__GOAL OF THE EXERCISE__
In the records below, some lines hold the word "Auflösung". Copy each of those lines.

__PROVIDED RECORDS__
==*==
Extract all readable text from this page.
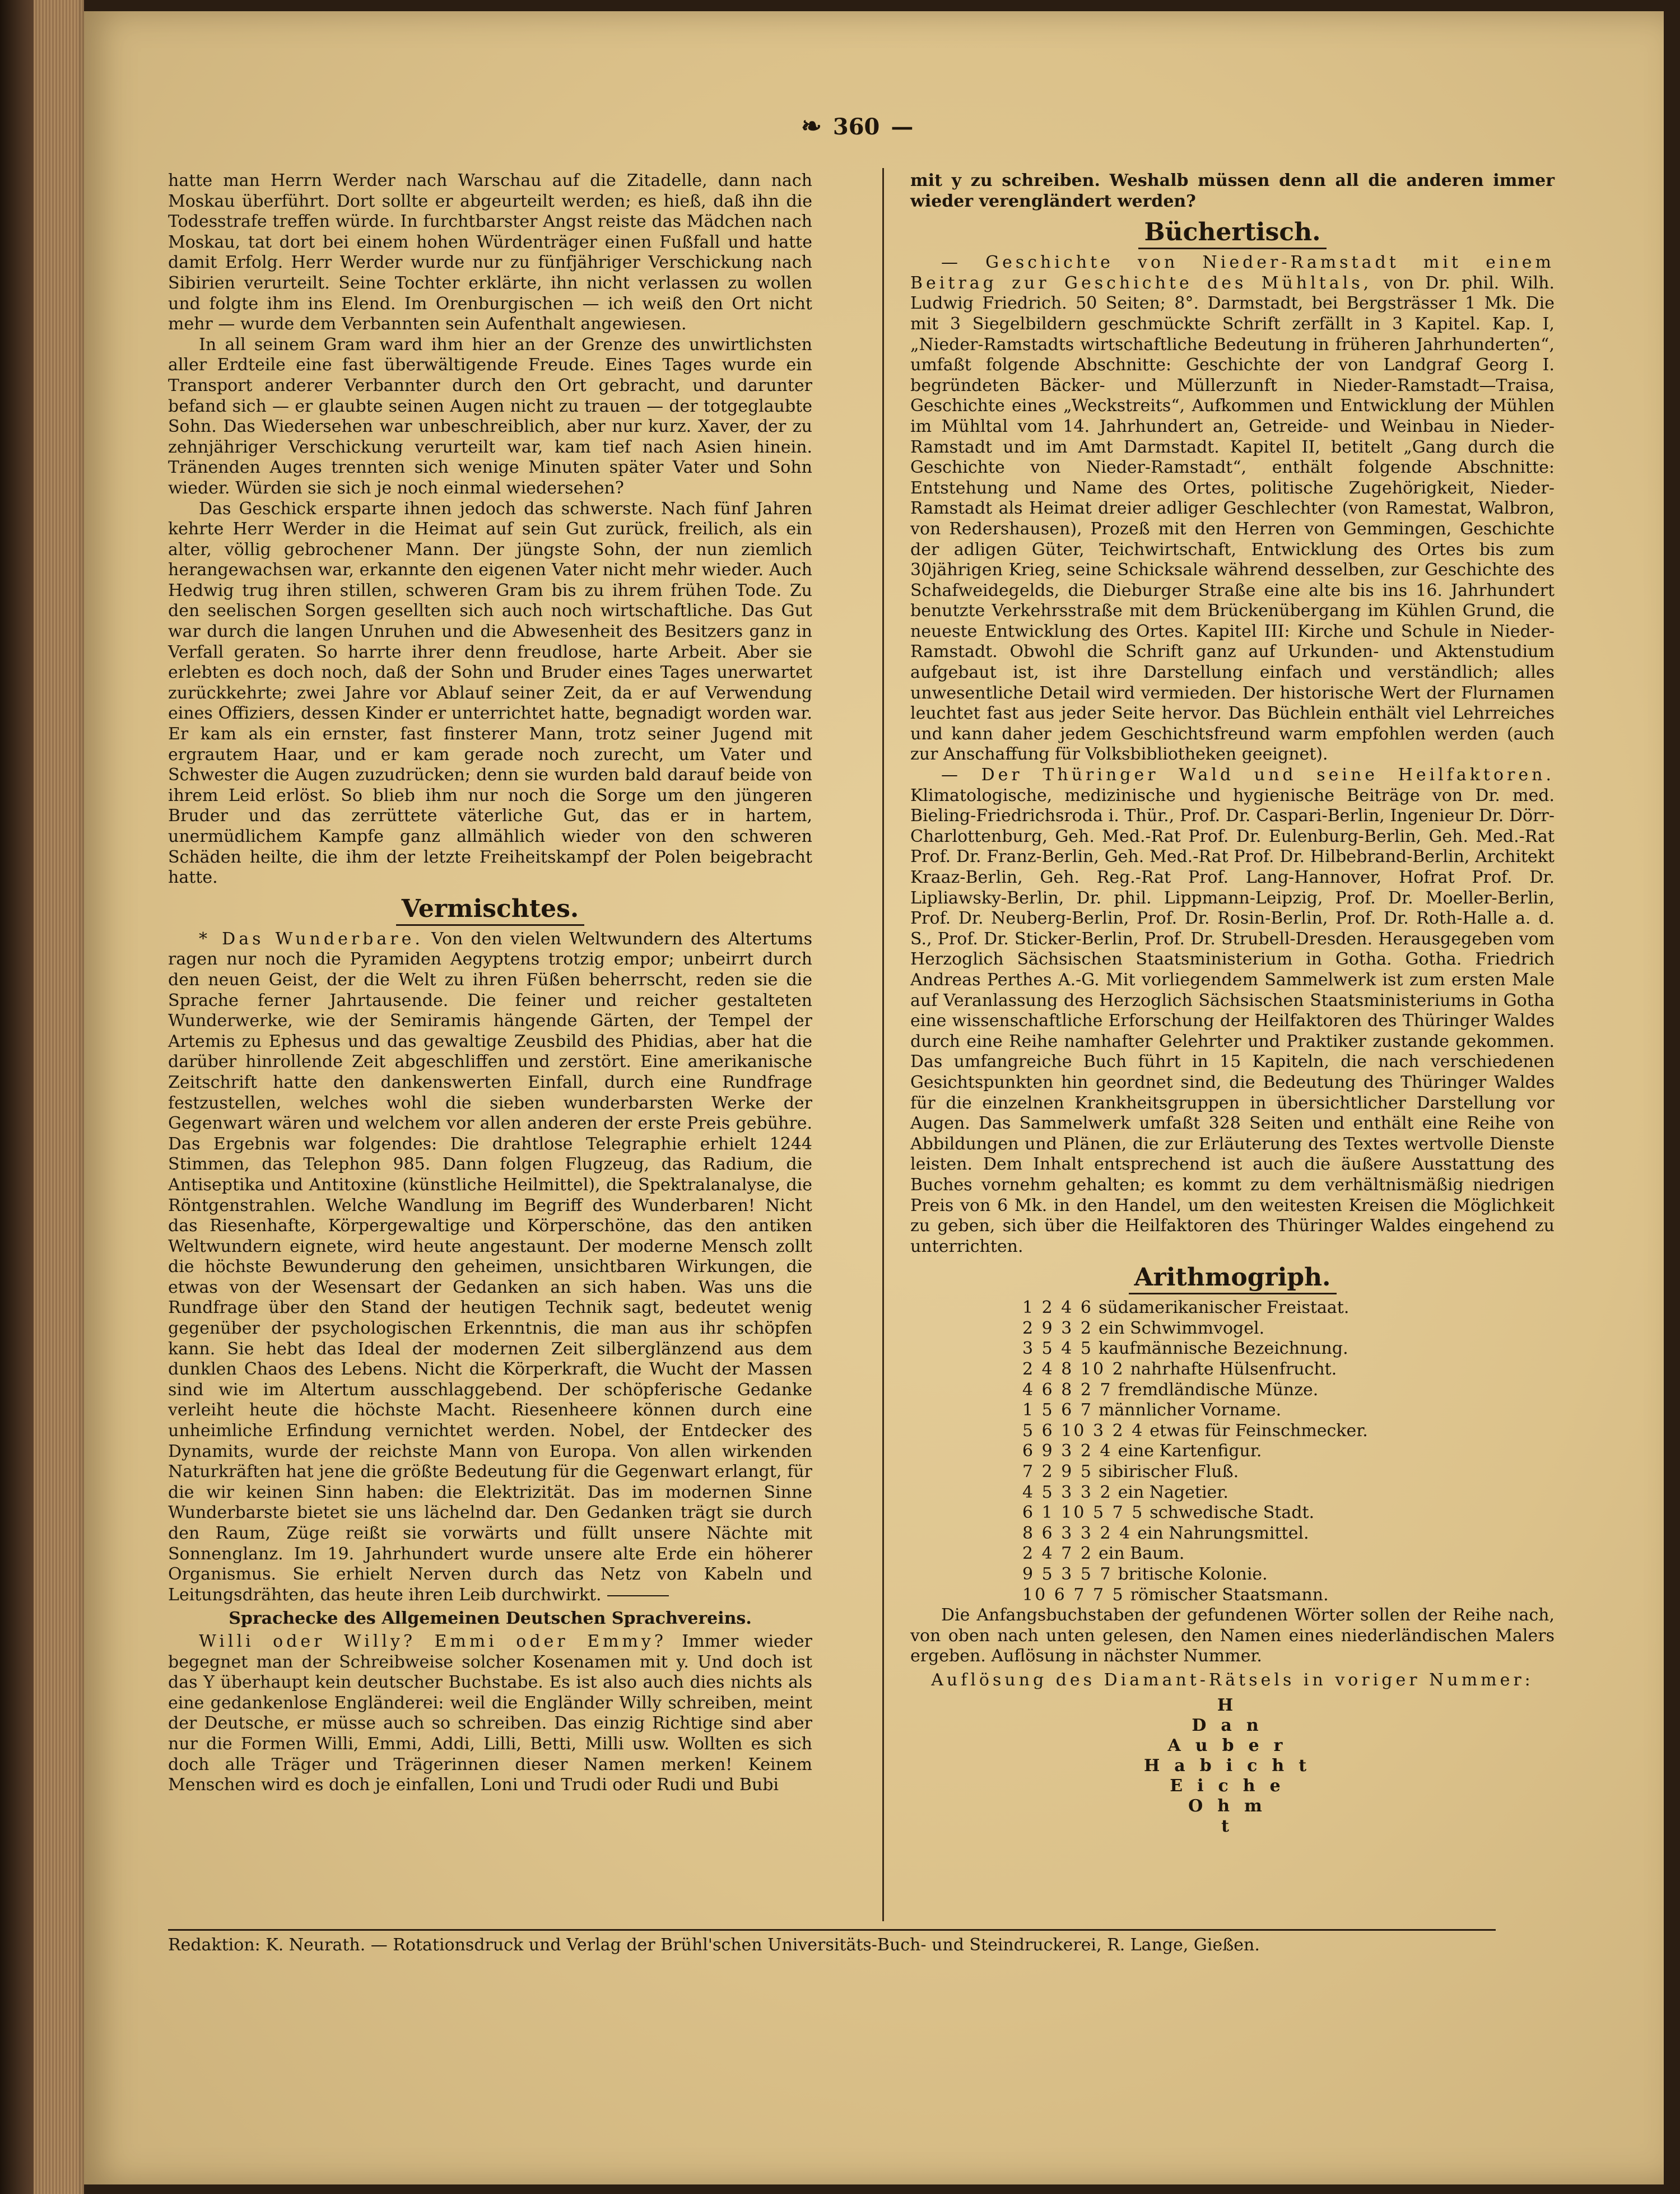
❧ 360 —

hatte man Herrn Werder nach Warschau auf die Zitadelle, dann nach Moskau überführt. Dort sollte er abgeurteilt werden; es hieß, daß ihn die Todesstrafe treffen würde. In furchtbarster Angst reiste das Mädchen nach Moskau, tat dort bei einem hohen Würdenträger einen Fußfall und hatte damit Erfolg. Herr Werder wurde nur zu fünfjähriger Verschickung nach Sibirien verurteilt. Seine Tochter erklärte, ihn nicht verlassen zu wollen und folgte ihm ins Elend. Im Orenburgischen — ich weiß den Ort nicht mehr — wurde dem Verbannten sein Aufenthalt angewiesen.

In all seinem Gram ward ihm hier an der Grenze des unwirtlichsten aller Erdteile eine fast überwältigende Freude. Eines Tages wurde ein Transport anderer Verbannter durch den Ort gebracht, und darunter befand sich — er glaubte seinen Augen nicht zu trauen — der totgeglaubte Sohn. Das Wiedersehen war unbeschreiblich, aber nur kurz. Xaver, der zu zehnjähriger Verschickung verurteilt war, kam tief nach Asien hinein. Tränenden Auges trennten sich wenige Minuten später Vater und Sohn wieder. Würden sie sich je noch einmal wiedersehen?

Das Geschick ersparte ihnen jedoch das schwerste. Nach fünf Jahren kehrte Herr Werder in die Heimat auf sein Gut zurück, freilich, als ein alter, völlig gebrochener Mann. Der jüngste Sohn, der nun ziemlich herangewachsen war, erkannte den eigenen Vater nicht mehr wieder. Auch Hedwig trug ihren stillen, schweren Gram bis zu ihrem frühen Tode. Zu den seelischen Sorgen gesellten sich auch noch wirtschaftliche. Das Gut war durch die langen Unruhen und die Abwesenheit des Besitzers ganz in Verfall geraten. So harrte ihrer denn freudlose, harte Arbeit. Aber sie erlebten es doch noch, daß der Sohn und Bruder eines Tages unerwartet zurückkehrte; zwei Jahre vor Ablauf seiner Zeit, da er auf Verwendung eines Offiziers, dessen Kinder er unterrichtet hatte, begnadigt worden war. Er kam als ein ernster, fast finsterer Mann, trotz seiner Jugend mit ergrautem Haar, und er kam gerade noch zurecht, um Vater und Schwester die Augen zuzudrücken; denn sie wurden bald darauf beide von ihrem Leid erlöst. So blieb ihm nur noch die Sorge um den jüngeren Bruder und das zerrüttete väterliche Gut, das er in hartem, unermüdlichem Kampfe ganz allmählich wieder von den schweren Schäden heilte, die ihm der letzte Freiheitskampf der Polen beigebracht hatte.

Vermischtes.

* Das Wunderbare. Von den vielen Weltwundern des Altertums ragen nur noch die Pyramiden Aegyptens trotzig empor; unbeirrt durch den neuen Geist, der die Welt zu ihren Füßen beherrscht, reden sie die Sprache ferner Jahrtausende. Die feiner und reicher gestalteten Wunderwerke, wie der Semiramis hängende Gärten, der Tempel der Artemis zu Ephesus und das gewaltige Zeusbild des Phidias, aber hat die darüber hinrollende Zeit abgeschliffen und zerstört. Eine amerikanische Zeitschrift hatte den dankenswerten Einfall, durch eine Rundfrage festzustellen, welches wohl die sieben wunderbarsten Werke der Gegenwart wären und welchem vor allen anderen der erste Preis gebühre. Das Ergebnis war folgendes: Die drahtlose Telegraphie erhielt 1244 Stimmen, das Telephon 985. Dann folgen Flugzeug, das Radium, die Antiseptika und Antitoxine (künstliche Heilmittel), die Spektralanalyse, die Röntgenstrahlen. Welche Wandlung im Begriff des Wunderbaren! Nicht das Riesenhafte, Körpergewaltige und Körperschöne, das den antiken Weltwundern eignete, wird heute angestaunt. Der moderne Mensch zollt die höchste Bewunderung den geheimen, unsichtbaren Wirkungen, die etwas von der Wesensart der Gedanken an sich haben. Was uns die Rundfrage über den Stand der heutigen Technik sagt, bedeutet wenig gegenüber der psychologischen Erkenntnis, die man aus ihr schöpfen kann. Sie hebt das Ideal der modernen Zeit silberglänzend aus dem dunklen Chaos des Lebens. Nicht die Körperkraft, die Wucht der Massen sind wie im Altertum ausschlaggebend. Der schöpferische Gedanke verleiht heute die höchste Macht. Riesenheere können durch eine unheimliche Erfindung vernichtet werden. Nobel, der Entdecker des Dynamits, wurde der reichste Mann von Europa. Von allen wirkenden Naturkräften hat jene die größte Bedeutung für die Gegenwart erlangt, für die wir keinen Sinn haben: die Elektrizität. Das im modernen Sinne Wunderbarste bietet sie uns lächelnd dar. Den Gedanken trägt sie durch den Raum, Züge reißt sie vorwärts und füllt unsere Nächte mit Sonnenglanz. Im 19. Jahrhundert wurde unsere alte Erde ein höherer Organismus. Sie erhielt Nerven durch das Netz von Kabeln und Leitungsdrähten, das heute ihren Leib durchwirkt.

Sprachecke des Allgemeinen Deutschen Sprachvereins.

Willi oder Willy? Emmi oder Emmy? Immer wieder begegnet man der Schreibweise solcher Kosenamen mit y. Und doch ist das Y überhaupt kein deutscher Buchstabe. Es ist also auch dies nichts als eine gedankenlose Engländerei: weil die Engländer Willy schreiben, meint der Deutsche, er müsse auch so schreiben. Das einzig Richtige sind aber nur die Formen Willi, Emmi, Addi, Lilli, Betti, Milli usw. Wollten es sich doch alle Träger und Trägerinnen dieser Namen merken! Keinem Menschen wird es doch je einfallen, Loni und Trudi oder Rudi und Bubi

mit y zu schreiben. Weshalb müssen denn all die anderen immer wieder verengländert werden?

Büchertisch.

— Geschichte von Nieder-Ramstadt mit einem Beitrag zur Geschichte des Mühltals, von Dr. phil. Wilh. Ludwig Friedrich. 50 Seiten; 8°. Darmstadt, bei Bergsträsser 1 Mk. Die mit 3 Siegelbildern geschmückte Schrift zerfällt in 3 Kapitel. Kap. I, „Nieder-Ramstadts wirtschaftliche Bedeutung in früheren Jahrhunderten“, umfaßt folgende Abschnitte: Geschichte der von Landgraf Georg I. begründeten Bäcker- und Müllerzunft in Nieder-Ramstadt—Traisa, Geschichte eines „Weckstreits“, Aufkommen und Entwicklung der Mühlen im Mühltal vom 14. Jahrhundert an, Getreide- und Weinbau in Nieder-Ramstadt und im Amt Darmstadt. Kapitel II, betitelt „Gang durch die Geschichte von Nieder-Ramstadt“, enthält folgende Abschnitte: Entstehung und Name des Ortes, politische Zugehörigkeit, Nieder-Ramstadt als Heimat dreier adliger Geschlechter (von Ramestat, Walbron, von Redershausen), Prozeß mit den Herren von Gemmingen, Geschichte der adligen Güter, Teichwirtschaft, Entwicklung des Ortes bis zum 30jährigen Krieg, seine Schicksale während desselben, zur Geschichte des Schafweidegelds, die Dieburger Straße eine alte bis ins 16. Jahrhundert benutzte Verkehrsstraße mit dem Brückenübergang im Kühlen Grund, die neueste Entwicklung des Ortes. Kapitel III: Kirche und Schule in Nieder-Ramstadt. Obwohl die Schrift ganz auf Urkunden- und Aktenstudium aufgebaut ist, ist ihre Darstellung einfach und verständlich; alles unwesentliche Detail wird vermieden. Der historische Wert der Flurnamen leuchtet fast aus jeder Seite hervor. Das Büchlein enthält viel Lehrreiches und kann daher jedem Geschichtsfreund warm empfohlen werden (auch zur Anschaffung für Volksbibliotheken geeignet).

— Der Thüringer Wald und seine Heilfaktoren. Klimatologische, medizinische und hygienische Beiträge von Dr. med. Bieling-Friedrichsroda i. Thür., Prof. Dr. Caspari-Berlin, Ingenieur Dr. Dörr-Charlottenburg, Geh. Med.-Rat Prof. Dr. Eulenburg-Berlin, Geh. Med.-Rat Prof. Dr. Franz-Berlin, Geh. Med.-Rat Prof. Dr. Hilbebrand-Berlin, Architekt Kraaz-Berlin, Geh. Reg.-Rat Prof. Lang-Hannover, Hofrat Prof. Dr. Lipliawsky-Berlin, Dr. phil. Lippmann-Leipzig, Prof. Dr. Moeller-Berlin, Prof. Dr. Neuberg-Berlin, Prof. Dr. Rosin-Berlin, Prof. Dr. Roth-Halle a. d. S., Prof. Dr. Sticker-Berlin, Prof. Dr. Strubell-Dresden. Herausgegeben vom Herzoglich Sächsischen Staatsministerium in Gotha. Gotha. Friedrich Andreas Perthes A.-G. Mit vorliegendem Sammelwerk ist zum ersten Male auf Veranlassung des Herzoglich Sächsischen Staatsministeriums in Gotha eine wissenschaftliche Erforschung der Heilfaktoren des Thüringer Waldes durch eine Reihe namhafter Gelehrter und Praktiker zustande gekommen. Das umfangreiche Buch führt in 15 Kapiteln, die nach verschiedenen Gesichtspunkten hin geordnet sind, die Bedeutung des Thüringer Waldes für die einzelnen Krankheitsgruppen in übersichtlicher Darstellung vor Augen. Das Sammelwerk umfaßt 328 Seiten und enthält eine Reihe von Abbildungen und Plänen, die zur Erläuterung des Textes wertvolle Dienste leisten. Dem Inhalt entsprechend ist auch die äußere Ausstattung des Buches vornehm gehalten; es kommt zu dem verhältnismäßig niedrigen Preis von 6 Mk. in den Handel, um den weitesten Kreisen die Möglichkeit zu geben, sich über die Heilfaktoren des Thüringer Waldes eingehend zu unterrichten.

Arithmogriph.
1 2 4 6 südamerikanischer Freistaat.
2 9 3 2 ein Schwimmvogel.
3 5 4 5 kaufmännische Bezeichnung.
2 4 8 10 2 nahrhafte Hülsenfrucht.
4 6 8 2 7 fremdländische Münze.
1 5 6 7 männlicher Vorname.
5 6 10 3 2 4 etwas für Feinschmecker.
6 9 3 2 4 eine Kartenfigur.
7 2 9 5 sibirischer Fluß.
4 5 3 3 2 ein Nagetier.
6 1 10 5 7 5 schwedische Stadt.
8 6 3 3 2 4 ein Nahrungsmittel.
2 4 7 2 ein Baum.
9 5 3 5 7 britische Kolonie.
10 6 7 7 5 römischer Staatsmann.

Die Anfangsbuchstaben der gefundenen Wörter sollen der Reihe nach, von oben nach unten gelesen, den Namen eines niederländischen Malers ergeben. Auflösung in nächster Nummer.

Auflösung des Diamant-Rätsels in voriger Nummer:
H
Dan
Auber
Habicht
Eiche
Ohm
t
Redaktion: K. Neurath. — Rotationsdruck und Verlag der Brühl'schen Universitäts-Buch- und Steindruckerei, R. Lange, Gießen.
==*==
__RESULT OF THIS TASK__
Die Anfangsbuchstaben der gefundenen Wörter sollen der Reihe nach, von oben nach unten gelesen, den Namen eines niederländischen Malers ergeben. Auflösung in nächster Nummer.
Auflösung des Diamant-Rätsels in voriger Nummer:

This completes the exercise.